-- Begin Dataset extract --

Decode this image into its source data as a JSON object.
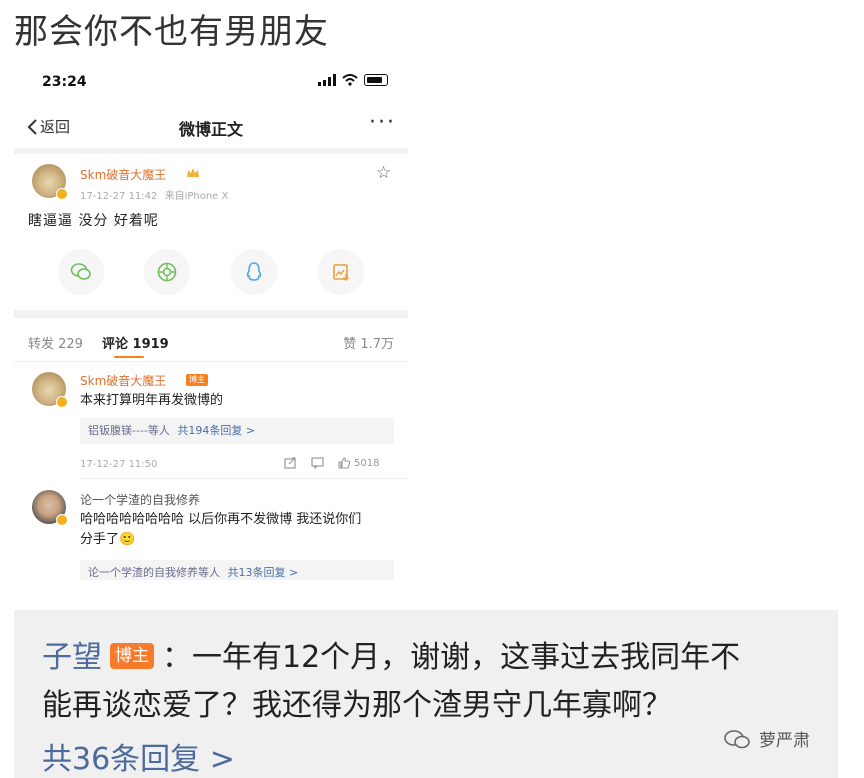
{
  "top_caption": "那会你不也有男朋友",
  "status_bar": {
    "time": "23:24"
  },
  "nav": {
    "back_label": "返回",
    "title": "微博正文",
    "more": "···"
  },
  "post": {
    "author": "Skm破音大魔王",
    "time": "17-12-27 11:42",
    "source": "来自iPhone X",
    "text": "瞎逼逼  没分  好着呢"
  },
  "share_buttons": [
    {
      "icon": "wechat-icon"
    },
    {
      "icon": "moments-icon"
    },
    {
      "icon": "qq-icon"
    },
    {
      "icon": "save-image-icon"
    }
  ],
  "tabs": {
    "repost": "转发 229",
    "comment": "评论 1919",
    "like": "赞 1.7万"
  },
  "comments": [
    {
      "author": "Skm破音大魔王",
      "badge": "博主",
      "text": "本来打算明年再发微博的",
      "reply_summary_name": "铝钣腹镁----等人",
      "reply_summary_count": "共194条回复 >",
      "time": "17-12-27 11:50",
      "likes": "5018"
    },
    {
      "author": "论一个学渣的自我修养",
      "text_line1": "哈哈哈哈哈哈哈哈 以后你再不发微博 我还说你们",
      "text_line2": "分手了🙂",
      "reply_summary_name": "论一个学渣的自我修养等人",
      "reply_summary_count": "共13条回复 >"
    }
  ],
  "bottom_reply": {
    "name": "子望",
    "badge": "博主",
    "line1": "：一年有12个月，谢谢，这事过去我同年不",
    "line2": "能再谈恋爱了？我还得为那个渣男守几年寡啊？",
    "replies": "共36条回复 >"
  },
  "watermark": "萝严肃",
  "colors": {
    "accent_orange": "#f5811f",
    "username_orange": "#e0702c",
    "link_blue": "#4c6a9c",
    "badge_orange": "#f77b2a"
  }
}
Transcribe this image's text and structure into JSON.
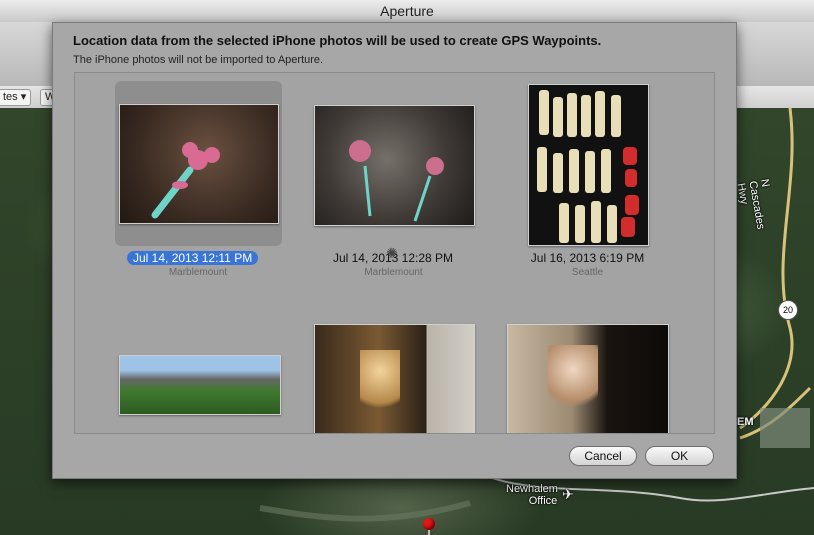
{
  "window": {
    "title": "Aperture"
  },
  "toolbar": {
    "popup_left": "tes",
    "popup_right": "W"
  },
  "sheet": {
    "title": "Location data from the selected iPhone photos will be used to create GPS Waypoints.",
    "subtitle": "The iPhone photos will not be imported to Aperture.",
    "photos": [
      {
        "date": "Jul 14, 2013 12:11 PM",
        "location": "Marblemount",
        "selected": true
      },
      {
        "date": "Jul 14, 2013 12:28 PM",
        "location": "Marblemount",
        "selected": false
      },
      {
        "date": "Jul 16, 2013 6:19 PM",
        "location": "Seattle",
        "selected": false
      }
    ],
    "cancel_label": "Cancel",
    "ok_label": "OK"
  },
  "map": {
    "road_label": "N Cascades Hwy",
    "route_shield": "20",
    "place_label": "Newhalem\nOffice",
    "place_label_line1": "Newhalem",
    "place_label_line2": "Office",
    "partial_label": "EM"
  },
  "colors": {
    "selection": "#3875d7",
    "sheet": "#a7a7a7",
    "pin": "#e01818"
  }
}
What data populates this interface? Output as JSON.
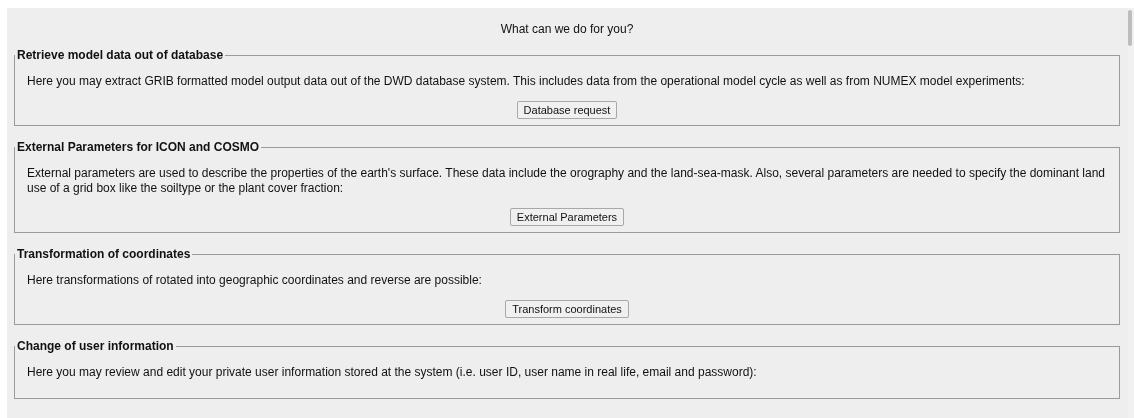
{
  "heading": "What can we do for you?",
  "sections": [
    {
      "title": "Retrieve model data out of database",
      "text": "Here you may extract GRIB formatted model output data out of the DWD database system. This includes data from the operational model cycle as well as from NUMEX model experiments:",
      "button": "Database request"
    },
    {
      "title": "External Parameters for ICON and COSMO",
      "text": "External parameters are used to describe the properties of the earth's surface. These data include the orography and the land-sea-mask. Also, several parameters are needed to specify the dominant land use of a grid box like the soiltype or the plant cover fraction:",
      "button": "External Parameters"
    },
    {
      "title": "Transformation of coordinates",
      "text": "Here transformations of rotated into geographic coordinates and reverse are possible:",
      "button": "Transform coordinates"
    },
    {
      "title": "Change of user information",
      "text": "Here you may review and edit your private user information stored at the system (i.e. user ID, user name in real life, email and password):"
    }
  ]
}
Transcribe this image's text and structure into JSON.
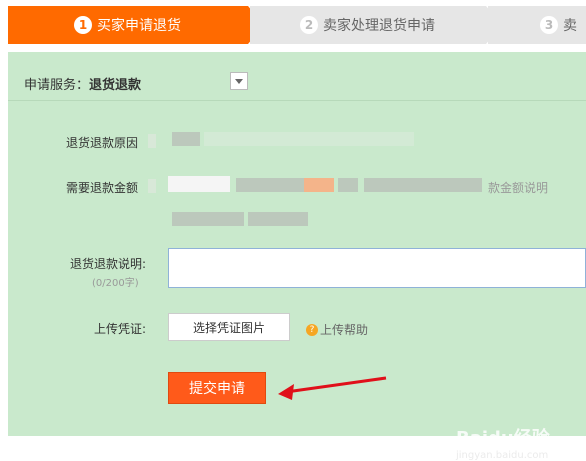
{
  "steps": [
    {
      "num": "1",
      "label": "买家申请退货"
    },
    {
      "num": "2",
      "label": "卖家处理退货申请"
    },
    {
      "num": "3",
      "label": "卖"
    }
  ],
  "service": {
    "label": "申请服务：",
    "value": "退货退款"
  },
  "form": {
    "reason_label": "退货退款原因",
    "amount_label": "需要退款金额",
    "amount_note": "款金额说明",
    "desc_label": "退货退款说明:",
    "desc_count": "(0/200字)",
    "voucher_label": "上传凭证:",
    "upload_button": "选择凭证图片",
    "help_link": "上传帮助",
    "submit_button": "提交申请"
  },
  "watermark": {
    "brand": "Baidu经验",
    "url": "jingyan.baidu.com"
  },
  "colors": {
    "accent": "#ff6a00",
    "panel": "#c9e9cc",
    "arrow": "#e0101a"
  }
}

-- End Dataset extract --

## Task goal
Omitting all images, print the listing exactly.

## Complete output
Decode this image into its source data as a JSON object.
{
  "top_caption": "那会你不也有男朋友",
  "status_bar": {
    "time": "23:24"
  },
  "nav": {
    "back_label": "返回",
    "title": "微博正文",
    "more": "···"
  },
  "post": {
    "author": "Skm破音大魔王",
    "time": "17-12-27 11:42",
    "source": "来自iPhone X",
    "text": "瞎逼逼  没分  好着呢"
  },
  "share_buttons": [
    {
      "icon": "wechat-icon"
    },
    {
      "icon": "moments-icon"
    },
    {
      "icon": "qq-icon"
    },
    {
      "icon": "save-image-icon"
    }
  ],
  "tabs": {
    "repost": "转发 229",
    "comment": "评论 1919",
    "like": "赞 1.7万"
  },
  "comments": [
    {
      "author": "Skm破音大魔王",
      "badge": "博主",
      "text": "本来打算明年再发微博的",
      "reply_summary_name": "铝钣腹镁----等人",
      "reply_summary_count": "共194条回复 >",
      "time": "17-12-27 11:50",
      "likes": "5018"
    },
    {
      "author": "论一个学渣的自我修养",
      "text_line1": "哈哈哈哈哈哈哈哈 以后你再不发微博 我还说你们",
      "text_line2": "分手了🙂",
      "reply_summary_name": "论一个学渣的自我修养等人",
      "reply_summary_count": "共13条回复 >"
    }
  ],
  "bottom_reply": {
    "name": "子望",
    "badge": "博主",
    "line1": "：一年有12个月，谢谢，这事过去我同年不",
    "line2": "能再谈恋爱了？我还得为那个渣男守几年寡啊？",
    "replies": "共36条回复 >"
  },
  "watermark": "萝严肃",
  "colors": {
    "accent_orange": "#f5811f",
    "username_orange": "#e0702c",
    "link_blue": "#4c6a9c",
    "badge_orange": "#f77b2a"
  }
}
Transcribe this image's text and structure into JSON.
{
  "window": {
    "title": "Aperture"
  },
  "toolbar": {
    "popup_left": "tes",
    "popup_right": "W"
  },
  "sheet": {
    "title": "Location data from the selected iPhone photos will be used to create GPS Waypoints.",
    "subtitle": "The iPhone photos will not be imported to Aperture.",
    "photos": [
      {
        "date": "Jul 14, 2013 12:11 PM",
        "location": "Marblemount",
        "selected": true
      },
      {
        "date": "Jul 14, 2013 12:28 PM",
        "location": "Marblemount",
        "selected": false
      },
      {
        "date": "Jul 16, 2013 6:19 PM",
        "location": "Seattle",
        "selected": false
      }
    ],
    "cancel_label": "Cancel",
    "ok_label": "OK"
  },
  "map": {
    "road_label": "N Cascades Hwy",
    "route_shield": "20",
    "place_label": "Newhalem\nOffice",
    "place_label_line1": "Newhalem",
    "place_label_line2": "Office",
    "partial_label": "EM"
  },
  "colors": {
    "selection": "#3875d7",
    "sheet": "#a7a7a7",
    "pin": "#e01818"
  }
}
What data populates this interface? Output as JSON.
{
  "heading": "What can we do for you?",
  "sections": [
    {
      "title": "Retrieve model data out of database",
      "text": "Here you may extract GRIB formatted model output data out of the DWD database system. This includes data from the operational model cycle as well as from NUMEX model experiments:",
      "button": "Database request"
    },
    {
      "title": "External Parameters for ICON and COSMO",
      "text": "External parameters are used to describe the properties of the earth's surface. These data include the orography and the land-sea-mask. Also, several parameters are needed to specify the dominant land use of a grid box like the soiltype or the plant cover fraction:",
      "button": "External Parameters"
    },
    {
      "title": "Transformation of coordinates",
      "text": "Here transformations of rotated into geographic coordinates and reverse are possible:",
      "button": "Transform coordinates"
    },
    {
      "title": "Change of user information",
      "text": "Here you may review and edit your private user information stored at the system (i.e. user ID, user name in real life, email and password):"
    }
  ]
}
Transcribe this image's text and structure into JSON.
{
  "steps": [
    {
      "num": "1",
      "label": "买家申请退货"
    },
    {
      "num": "2",
      "label": "卖家处理退货申请"
    },
    {
      "num": "3",
      "label": "卖"
    }
  ],
  "service": {
    "label": "申请服务：",
    "value": "退货退款"
  },
  "form": {
    "reason_label": "退货退款原因",
    "amount_label": "需要退款金额",
    "amount_note": "款金额说明",
    "desc_label": "退货退款说明:",
    "desc_count": "(0/200字)",
    "voucher_label": "上传凭证:",
    "upload_button": "选择凭证图片",
    "help_link": "上传帮助",
    "submit_button": "提交申请"
  },
  "watermark": {
    "brand": "Baidu经验",
    "url": "jingyan.baidu.com"
  },
  "colors": {
    "accent": "#ff6a00",
    "panel": "#c9e9cc",
    "arrow": "#e0101a"
  }
}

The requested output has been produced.